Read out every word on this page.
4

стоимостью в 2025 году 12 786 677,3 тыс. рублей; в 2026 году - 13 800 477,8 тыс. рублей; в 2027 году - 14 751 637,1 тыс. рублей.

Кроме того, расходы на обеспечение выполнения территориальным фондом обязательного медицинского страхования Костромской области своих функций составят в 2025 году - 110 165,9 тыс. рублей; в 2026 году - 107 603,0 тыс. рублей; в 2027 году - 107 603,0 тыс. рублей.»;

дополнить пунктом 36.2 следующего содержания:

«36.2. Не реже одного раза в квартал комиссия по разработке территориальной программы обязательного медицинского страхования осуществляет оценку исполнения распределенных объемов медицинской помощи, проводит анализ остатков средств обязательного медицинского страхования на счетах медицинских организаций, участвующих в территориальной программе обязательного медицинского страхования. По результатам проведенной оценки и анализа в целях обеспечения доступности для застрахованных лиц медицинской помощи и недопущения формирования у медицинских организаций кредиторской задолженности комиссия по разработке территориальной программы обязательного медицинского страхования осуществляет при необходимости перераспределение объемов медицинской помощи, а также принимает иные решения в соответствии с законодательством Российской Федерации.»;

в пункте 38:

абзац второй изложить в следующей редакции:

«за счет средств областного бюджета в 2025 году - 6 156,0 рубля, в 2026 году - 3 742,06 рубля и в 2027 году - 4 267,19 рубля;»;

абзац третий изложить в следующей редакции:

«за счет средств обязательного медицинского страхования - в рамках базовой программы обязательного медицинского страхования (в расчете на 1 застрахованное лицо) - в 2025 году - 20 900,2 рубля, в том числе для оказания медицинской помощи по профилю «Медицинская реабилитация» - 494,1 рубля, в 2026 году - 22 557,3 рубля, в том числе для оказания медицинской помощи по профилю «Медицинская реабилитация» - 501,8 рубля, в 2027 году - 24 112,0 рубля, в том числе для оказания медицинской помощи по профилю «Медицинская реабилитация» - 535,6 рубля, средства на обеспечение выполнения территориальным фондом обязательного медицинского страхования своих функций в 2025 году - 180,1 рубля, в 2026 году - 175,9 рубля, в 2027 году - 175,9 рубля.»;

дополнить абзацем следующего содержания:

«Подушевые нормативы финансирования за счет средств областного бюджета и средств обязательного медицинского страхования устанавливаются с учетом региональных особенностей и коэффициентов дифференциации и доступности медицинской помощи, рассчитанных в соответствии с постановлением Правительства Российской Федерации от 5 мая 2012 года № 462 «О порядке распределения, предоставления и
━━━
WHAT YOU SHOULD DO
Of the lines in the entries, how many include the word "дополнить"? State only the number.

SOLVED PROBLEM
2